### Excerpt
Under the current administration, the government succeeds at almost nothing it sets out to do. It spends money like a drunken 1970s Democrat, embraces global imperialism and foreign wars with the misplaced enthusiasm of a William Randolph Hearst, prostitutes itself to donors and lobbyists with the promiscuity of Ulysses Grant, and does less for the average American than Cal Coolidge....

While [the Bush administration] has abandoned traditional conservative values by expanding federal spending and involvement in state affairs, and by embracing the neoconservative passion for nation-building and military imperialism, many of its key players still subscribe (inconsistently) to the ultraconservative tenet that Government does almost nothing well. As Ronald Reagan famously said in his first inaugural address, they believe "government is not the solution to our problem; government IS the problem." Rather than empowering the government to succeed, as traditional liberals would, or reining in "the big bad Government", as traditional conservatives would, this administration is creating a government that is both big AND bad. We should not be surprised that such people, who fundamentally believe government is inept, will fall victim to "the soft bigotry of low expectations." They expect government to fail, and so it does.



From bsoo666:


Carter bashes, extensively, the neoconservative foreign policy agenda; anybody who knows me knows my views here. There is one thing I do agree with Carter on and that is torture; I am a strict conservative on torture and affirm the need for Senator McCain’s Amendment against U.S. torture.

### Data excerpt
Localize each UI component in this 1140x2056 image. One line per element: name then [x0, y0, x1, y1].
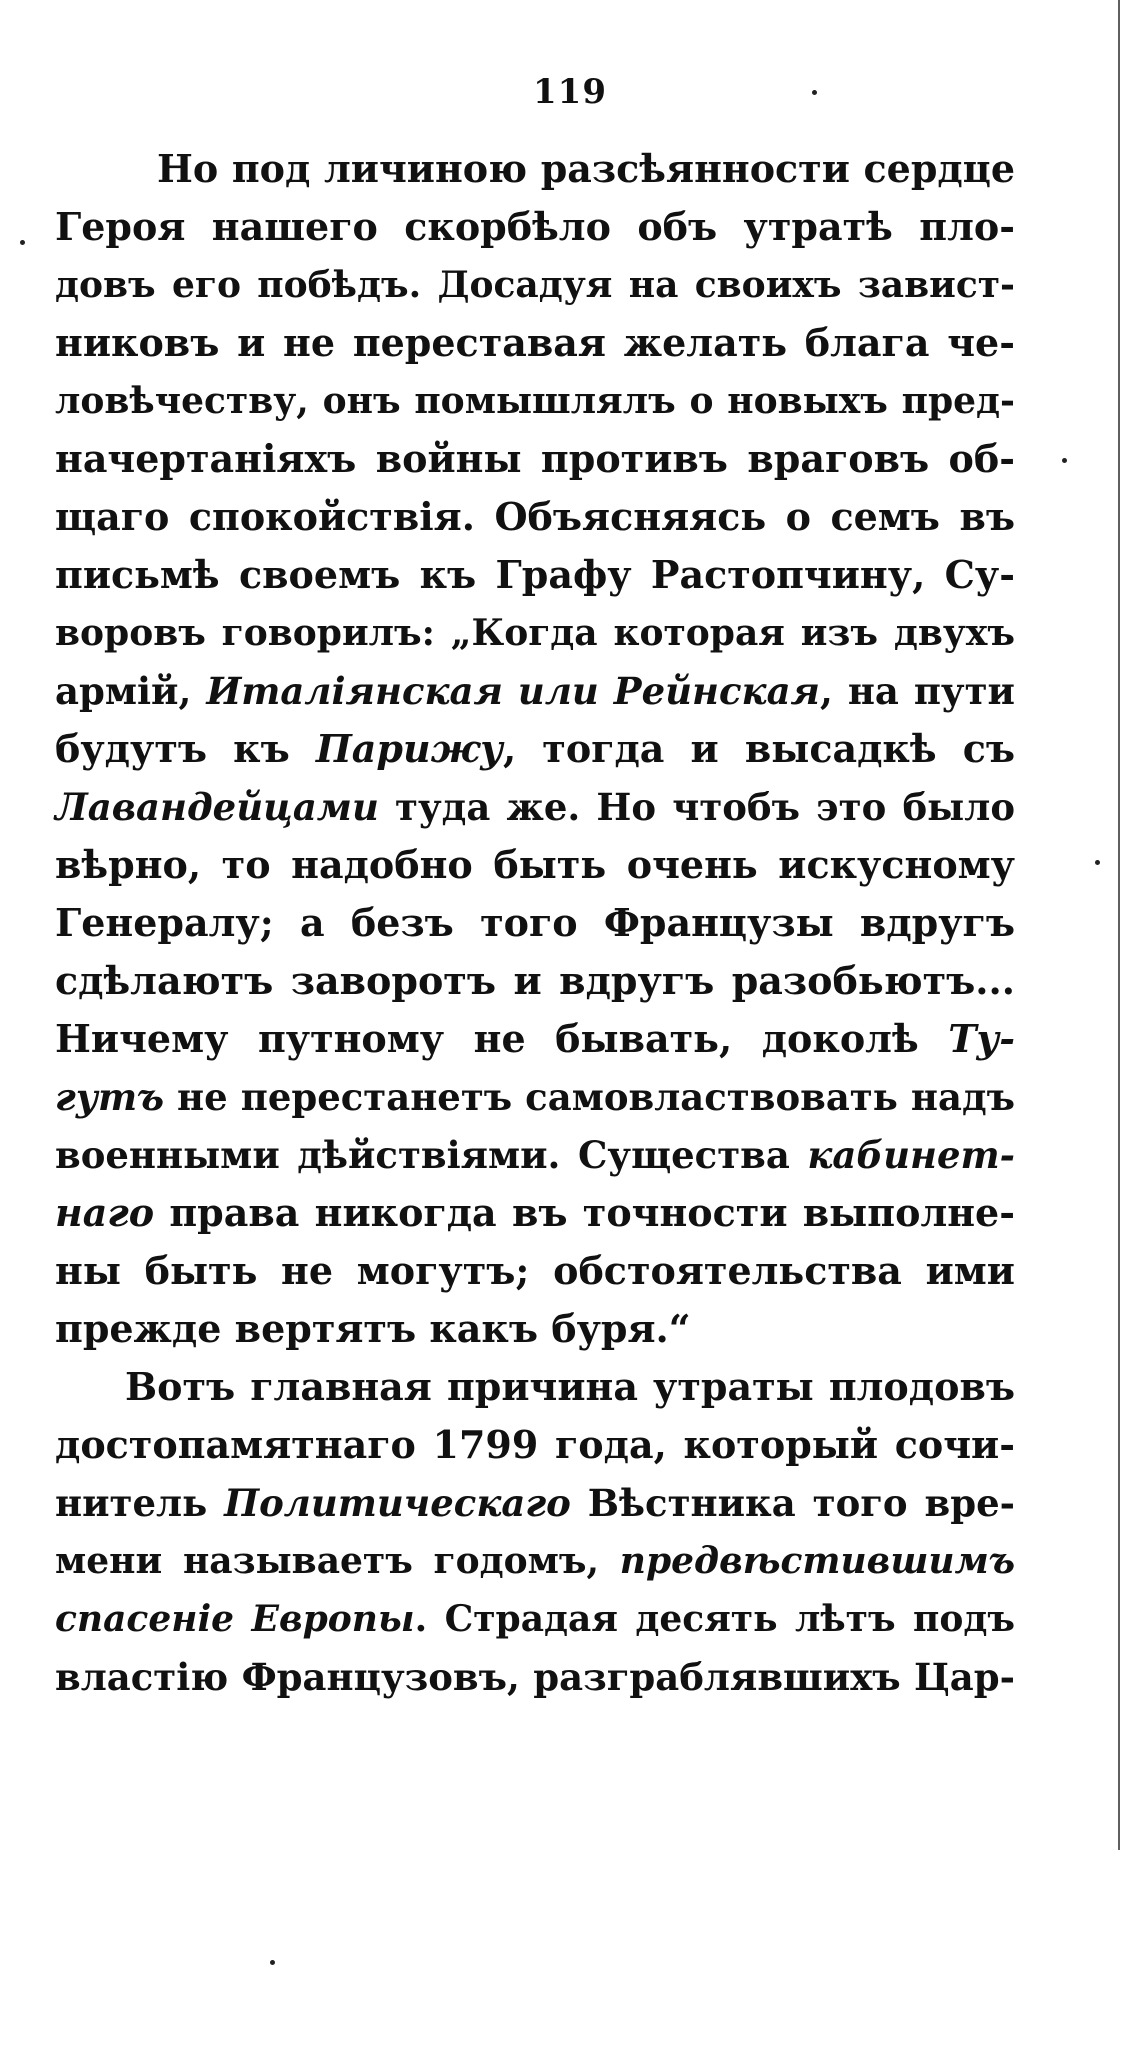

### Challenges
A. According to the excerpt on the Bush administration, on what issue does bsoo666 agree with Carter?
B. Explain why the excerpt on the Bush administration says no one should be surprised when the government fails.
The material has no connection to the excerpt on the Bush administration.

### Answers to each task
A. Torture. bsoo666 supports Senator McCain's Amendment against U.S. torture.

B. Many of the administration's key players fundamentally believe government does almost nothing well. Because they expect government to fail, it does.